Dataset records

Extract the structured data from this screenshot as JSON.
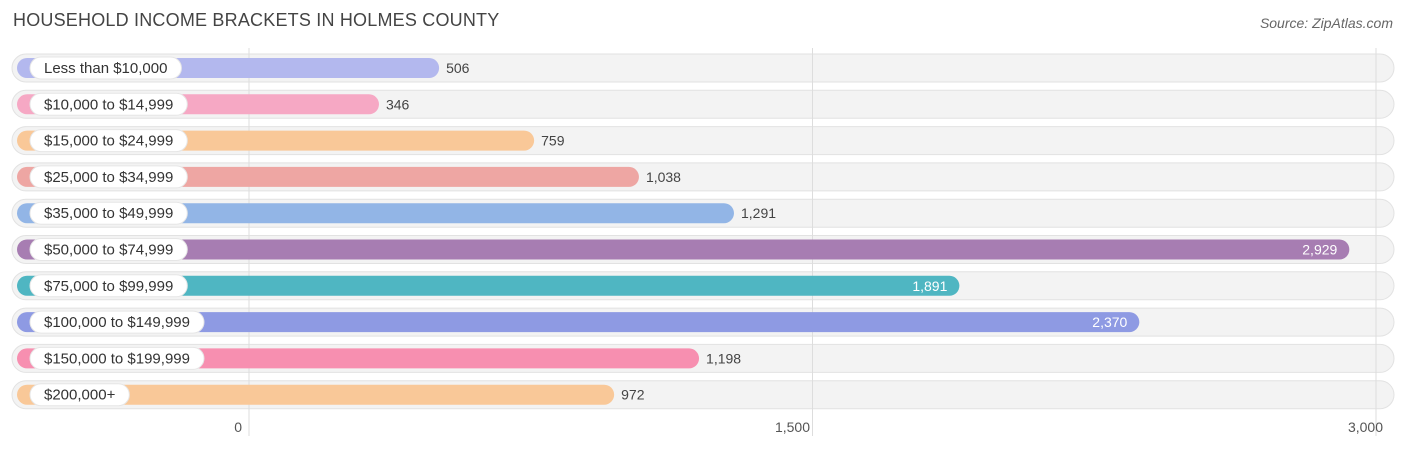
{
  "header": {
    "title": "HOUSEHOLD INCOME BRACKETS IN HOLMES COUNTY",
    "source": "Source: ZipAtlas.com"
  },
  "chart_data": {
    "type": "bar",
    "orientation": "horizontal",
    "title": "HOUSEHOLD INCOME BRACKETS IN HOLMES COUNTY",
    "xlabel": "",
    "ylabel": "",
    "xlim": [
      0,
      3000
    ],
    "ticks": [
      0,
      1500,
      3000
    ],
    "tick_labels": [
      "0",
      "1,500",
      "3,000"
    ],
    "grid": true,
    "categories": [
      "Less than $10,000",
      "$10,000 to $14,999",
      "$15,000 to $24,999",
      "$25,000 to $34,999",
      "$35,000 to $49,999",
      "$50,000 to $74,999",
      "$75,000 to $99,999",
      "$100,000 to $149,999",
      "$150,000 to $199,999",
      "$200,000+"
    ],
    "values": [
      506,
      346,
      759,
      1038,
      1291,
      2929,
      1891,
      2370,
      1198,
      972
    ],
    "value_labels": [
      "506",
      "346",
      "759",
      "1,038",
      "1,291",
      "2,929",
      "1,891",
      "2,370",
      "1,198",
      "972"
    ],
    "colors": [
      "#b3b8ee",
      "#f6a8c4",
      "#f9c898",
      "#eea6a3",
      "#92b5e6",
      "#a77db2",
      "#4fb6c2",
      "#8e9ae3",
      "#f78fb0",
      "#f9c898"
    ]
  }
}
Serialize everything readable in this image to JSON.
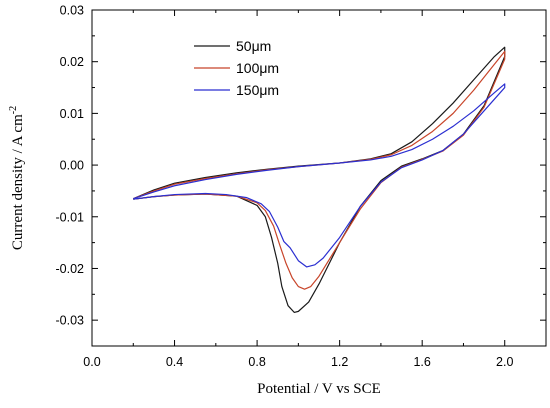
{
  "chart_data": {
    "type": "line",
    "title": "",
    "xlabel": "Potential / V vs SCE",
    "ylabel": "Current density / A cm",
    "ylabel_superscript": "-2",
    "xlim": [
      0.0,
      2.2
    ],
    "ylim": [
      -0.035,
      0.03
    ],
    "xticks": [
      "0.0",
      "0.4",
      "0.8",
      "1.2",
      "1.6",
      "2.0"
    ],
    "yticks": [
      "0.03",
      "0.02",
      "0.01",
      "0.00",
      "-0.01",
      "-0.02",
      "-0.03"
    ],
    "grid": false,
    "legend_position": "top-center",
    "series": [
      {
        "name": "50μm",
        "color": "#1a1a1a",
        "points": [
          [
            0.2,
            -0.0065
          ],
          [
            0.3,
            -0.0048
          ],
          [
            0.4,
            -0.0035
          ],
          [
            0.55,
            -0.0024
          ],
          [
            0.7,
            -0.0015
          ],
          [
            0.85,
            -0.0008
          ],
          [
            1.0,
            -0.0002
          ],
          [
            1.2,
            0.0004
          ],
          [
            1.35,
            0.0012
          ],
          [
            1.45,
            0.0022
          ],
          [
            1.55,
            0.0045
          ],
          [
            1.65,
            0.008
          ],
          [
            1.75,
            0.012
          ],
          [
            1.85,
            0.0165
          ],
          [
            1.95,
            0.021
          ],
          [
            2.0,
            0.0228
          ],
          [
            2.0,
            0.021
          ],
          [
            1.9,
            0.0115
          ],
          [
            1.8,
            0.006
          ],
          [
            1.7,
            0.0028
          ],
          [
            1.6,
            0.0012
          ],
          [
            1.5,
            -0.0002
          ],
          [
            1.4,
            -0.003
          ],
          [
            1.3,
            -0.008
          ],
          [
            1.2,
            -0.015
          ],
          [
            1.1,
            -0.023
          ],
          [
            1.05,
            -0.0265
          ],
          [
            1.0,
            -0.0283
          ],
          [
            0.98,
            -0.0285
          ],
          [
            0.95,
            -0.0272
          ],
          [
            0.92,
            -0.0235
          ],
          [
            0.9,
            -0.019
          ],
          [
            0.87,
            -0.014
          ],
          [
            0.84,
            -0.01
          ],
          [
            0.8,
            -0.0078
          ],
          [
            0.7,
            -0.006
          ],
          [
            0.55,
            -0.0056
          ],
          [
            0.4,
            -0.0058
          ],
          [
            0.3,
            -0.0061
          ],
          [
            0.2,
            -0.0066
          ]
        ]
      },
      {
        "name": "100μm",
        "color": "#c8452a",
        "points": [
          [
            0.2,
            -0.0065
          ],
          [
            0.3,
            -0.005
          ],
          [
            0.4,
            -0.0037
          ],
          [
            0.55,
            -0.0026
          ],
          [
            0.7,
            -0.0017
          ],
          [
            0.85,
            -0.0009
          ],
          [
            1.0,
            -0.0003
          ],
          [
            1.2,
            0.0004
          ],
          [
            1.35,
            0.0011
          ],
          [
            1.45,
            0.002
          ],
          [
            1.55,
            0.0038
          ],
          [
            1.65,
            0.0065
          ],
          [
            1.75,
            0.01
          ],
          [
            1.85,
            0.0145
          ],
          [
            1.95,
            0.0195
          ],
          [
            2.0,
            0.022
          ],
          [
            2.0,
            0.0205
          ],
          [
            1.9,
            0.0112
          ],
          [
            1.8,
            0.0058
          ],
          [
            1.7,
            0.0027
          ],
          [
            1.6,
            0.0011
          ],
          [
            1.5,
            -0.0004
          ],
          [
            1.4,
            -0.0034
          ],
          [
            1.3,
            -0.0085
          ],
          [
            1.2,
            -0.015
          ],
          [
            1.1,
            -0.0215
          ],
          [
            1.06,
            -0.0235
          ],
          [
            1.03,
            -0.024
          ],
          [
            1.0,
            -0.0235
          ],
          [
            0.97,
            -0.0218
          ],
          [
            0.94,
            -0.019
          ],
          [
            0.91,
            -0.0155
          ],
          [
            0.88,
            -0.0118
          ],
          [
            0.84,
            -0.0088
          ],
          [
            0.8,
            -0.0073
          ],
          [
            0.7,
            -0.006
          ],
          [
            0.55,
            -0.0056
          ],
          [
            0.4,
            -0.0058
          ],
          [
            0.3,
            -0.0061
          ],
          [
            0.2,
            -0.0066
          ]
        ]
      },
      {
        "name": "150μm",
        "color": "#2b2fd1",
        "points": [
          [
            0.2,
            -0.0065
          ],
          [
            0.3,
            -0.0052
          ],
          [
            0.4,
            -0.004
          ],
          [
            0.55,
            -0.0028
          ],
          [
            0.7,
            -0.0018
          ],
          [
            0.85,
            -0.001
          ],
          [
            1.0,
            -0.0003
          ],
          [
            1.2,
            0.0004
          ],
          [
            1.35,
            0.001
          ],
          [
            1.45,
            0.0017
          ],
          [
            1.55,
            0.003
          ],
          [
            1.65,
            0.005
          ],
          [
            1.75,
            0.0075
          ],
          [
            1.85,
            0.0105
          ],
          [
            1.95,
            0.014
          ],
          [
            2.0,
            0.0157
          ],
          [
            2.0,
            0.015
          ],
          [
            1.9,
            0.0105
          ],
          [
            1.8,
            0.006
          ],
          [
            1.7,
            0.0028
          ],
          [
            1.6,
            0.001
          ],
          [
            1.5,
            -0.0005
          ],
          [
            1.4,
            -0.0033
          ],
          [
            1.3,
            -0.008
          ],
          [
            1.2,
            -0.014
          ],
          [
            1.12,
            -0.018
          ],
          [
            1.08,
            -0.0193
          ],
          [
            1.04,
            -0.0197
          ],
          [
            1.0,
            -0.0185
          ],
          [
            0.96,
            -0.016
          ],
          [
            0.93,
            -0.0148
          ],
          [
            0.9,
            -0.012
          ],
          [
            0.86,
            -0.009
          ],
          [
            0.82,
            -0.0075
          ],
          [
            0.75,
            -0.0063
          ],
          [
            0.65,
            -0.0057
          ],
          [
            0.55,
            -0.0055
          ],
          [
            0.4,
            -0.0057
          ],
          [
            0.3,
            -0.0061
          ],
          [
            0.2,
            -0.0066
          ]
        ]
      }
    ]
  }
}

Exercise aim
Drop the images and quote the entries word for word.

Solution
Extract the structured data from this screenshot as JSON.
{
  "header": {
    "title": "HOUSEHOLD INCOME BRACKETS IN HOLMES COUNTY",
    "source": "Source: ZipAtlas.com"
  },
  "chart_data": {
    "type": "bar",
    "orientation": "horizontal",
    "title": "HOUSEHOLD INCOME BRACKETS IN HOLMES COUNTY",
    "xlabel": "",
    "ylabel": "",
    "xlim": [
      0,
      3000
    ],
    "ticks": [
      0,
      1500,
      3000
    ],
    "tick_labels": [
      "0",
      "1,500",
      "3,000"
    ],
    "grid": true,
    "categories": [
      "Less than $10,000",
      "$10,000 to $14,999",
      "$15,000 to $24,999",
      "$25,000 to $34,999",
      "$35,000 to $49,999",
      "$50,000 to $74,999",
      "$75,000 to $99,999",
      "$100,000 to $149,999",
      "$150,000 to $199,999",
      "$200,000+"
    ],
    "values": [
      506,
      346,
      759,
      1038,
      1291,
      2929,
      1891,
      2370,
      1198,
      972
    ],
    "value_labels": [
      "506",
      "346",
      "759",
      "1,038",
      "1,291",
      "2,929",
      "1,891",
      "2,370",
      "1,198",
      "972"
    ],
    "colors": [
      "#b3b8ee",
      "#f6a8c4",
      "#f9c898",
      "#eea6a3",
      "#92b5e6",
      "#a77db2",
      "#4fb6c2",
      "#8e9ae3",
      "#f78fb0",
      "#f9c898"
    ]
  }
}
Serialize everything readable in this image to JSON.
{
  "chart_data": {
    "type": "line",
    "title": "",
    "xlabel": "Potential / V vs SCE",
    "ylabel": "Current density / A cm",
    "ylabel_superscript": "-2",
    "xlim": [
      0.0,
      2.2
    ],
    "ylim": [
      -0.035,
      0.03
    ],
    "xticks": [
      "0.0",
      "0.4",
      "0.8",
      "1.2",
      "1.6",
      "2.0"
    ],
    "yticks": [
      "0.03",
      "0.02",
      "0.01",
      "0.00",
      "-0.01",
      "-0.02",
      "-0.03"
    ],
    "grid": false,
    "legend_position": "top-center",
    "series": [
      {
        "name": "50μm",
        "color": "#1a1a1a",
        "points": [
          [
            0.2,
            -0.0065
          ],
          [
            0.3,
            -0.0048
          ],
          [
            0.4,
            -0.0035
          ],
          [
            0.55,
            -0.0024
          ],
          [
            0.7,
            -0.0015
          ],
          [
            0.85,
            -0.0008
          ],
          [
            1.0,
            -0.0002
          ],
          [
            1.2,
            0.0004
          ],
          [
            1.35,
            0.0012
          ],
          [
            1.45,
            0.0022
          ],
          [
            1.55,
            0.0045
          ],
          [
            1.65,
            0.008
          ],
          [
            1.75,
            0.012
          ],
          [
            1.85,
            0.0165
          ],
          [
            1.95,
            0.021
          ],
          [
            2.0,
            0.0228
          ],
          [
            2.0,
            0.021
          ],
          [
            1.9,
            0.0115
          ],
          [
            1.8,
            0.006
          ],
          [
            1.7,
            0.0028
          ],
          [
            1.6,
            0.0012
          ],
          [
            1.5,
            -0.0002
          ],
          [
            1.4,
            -0.003
          ],
          [
            1.3,
            -0.008
          ],
          [
            1.2,
            -0.015
          ],
          [
            1.1,
            -0.023
          ],
          [
            1.05,
            -0.0265
          ],
          [
            1.0,
            -0.0283
          ],
          [
            0.98,
            -0.0285
          ],
          [
            0.95,
            -0.0272
          ],
          [
            0.92,
            -0.0235
          ],
          [
            0.9,
            -0.019
          ],
          [
            0.87,
            -0.014
          ],
          [
            0.84,
            -0.01
          ],
          [
            0.8,
            -0.0078
          ],
          [
            0.7,
            -0.006
          ],
          [
            0.55,
            -0.0056
          ],
          [
            0.4,
            -0.0058
          ],
          [
            0.3,
            -0.0061
          ],
          [
            0.2,
            -0.0066
          ]
        ]
      },
      {
        "name": "100μm",
        "color": "#c8452a",
        "points": [
          [
            0.2,
            -0.0065
          ],
          [
            0.3,
            -0.005
          ],
          [
            0.4,
            -0.0037
          ],
          [
            0.55,
            -0.0026
          ],
          [
            0.7,
            -0.0017
          ],
          [
            0.85,
            -0.0009
          ],
          [
            1.0,
            -0.0003
          ],
          [
            1.2,
            0.0004
          ],
          [
            1.35,
            0.0011
          ],
          [
            1.45,
            0.002
          ],
          [
            1.55,
            0.0038
          ],
          [
            1.65,
            0.0065
          ],
          [
            1.75,
            0.01
          ],
          [
            1.85,
            0.0145
          ],
          [
            1.95,
            0.0195
          ],
          [
            2.0,
            0.022
          ],
          [
            2.0,
            0.0205
          ],
          [
            1.9,
            0.0112
          ],
          [
            1.8,
            0.0058
          ],
          [
            1.7,
            0.0027
          ],
          [
            1.6,
            0.0011
          ],
          [
            1.5,
            -0.0004
          ],
          [
            1.4,
            -0.0034
          ],
          [
            1.3,
            -0.0085
          ],
          [
            1.2,
            -0.015
          ],
          [
            1.1,
            -0.0215
          ],
          [
            1.06,
            -0.0235
          ],
          [
            1.03,
            -0.024
          ],
          [
            1.0,
            -0.0235
          ],
          [
            0.97,
            -0.0218
          ],
          [
            0.94,
            -0.019
          ],
          [
            0.91,
            -0.0155
          ],
          [
            0.88,
            -0.0118
          ],
          [
            0.84,
            -0.0088
          ],
          [
            0.8,
            -0.0073
          ],
          [
            0.7,
            -0.006
          ],
          [
            0.55,
            -0.0056
          ],
          [
            0.4,
            -0.0058
          ],
          [
            0.3,
            -0.0061
          ],
          [
            0.2,
            -0.0066
          ]
        ]
      },
      {
        "name": "150μm",
        "color": "#2b2fd1",
        "points": [
          [
            0.2,
            -0.0065
          ],
          [
            0.3,
            -0.0052
          ],
          [
            0.4,
            -0.004
          ],
          [
            0.55,
            -0.0028
          ],
          [
            0.7,
            -0.0018
          ],
          [
            0.85,
            -0.001
          ],
          [
            1.0,
            -0.0003
          ],
          [
            1.2,
            0.0004
          ],
          [
            1.35,
            0.001
          ],
          [
            1.45,
            0.0017
          ],
          [
            1.55,
            0.003
          ],
          [
            1.65,
            0.005
          ],
          [
            1.75,
            0.0075
          ],
          [
            1.85,
            0.0105
          ],
          [
            1.95,
            0.014
          ],
          [
            2.0,
            0.0157
          ],
          [
            2.0,
            0.015
          ],
          [
            1.9,
            0.0105
          ],
          [
            1.8,
            0.006
          ],
          [
            1.7,
            0.0028
          ],
          [
            1.6,
            0.001
          ],
          [
            1.5,
            -0.0005
          ],
          [
            1.4,
            -0.0033
          ],
          [
            1.3,
            -0.008
          ],
          [
            1.2,
            -0.014
          ],
          [
            1.12,
            -0.018
          ],
          [
            1.08,
            -0.0193
          ],
          [
            1.04,
            -0.0197
          ],
          [
            1.0,
            -0.0185
          ],
          [
            0.96,
            -0.016
          ],
          [
            0.93,
            -0.0148
          ],
          [
            0.9,
            -0.012
          ],
          [
            0.86,
            -0.009
          ],
          [
            0.82,
            -0.0075
          ],
          [
            0.75,
            -0.0063
          ],
          [
            0.65,
            -0.0057
          ],
          [
            0.55,
            -0.0055
          ],
          [
            0.4,
            -0.0057
          ],
          [
            0.3,
            -0.0061
          ],
          [
            0.2,
            -0.0066
          ]
        ]
      }
    ]
  }
}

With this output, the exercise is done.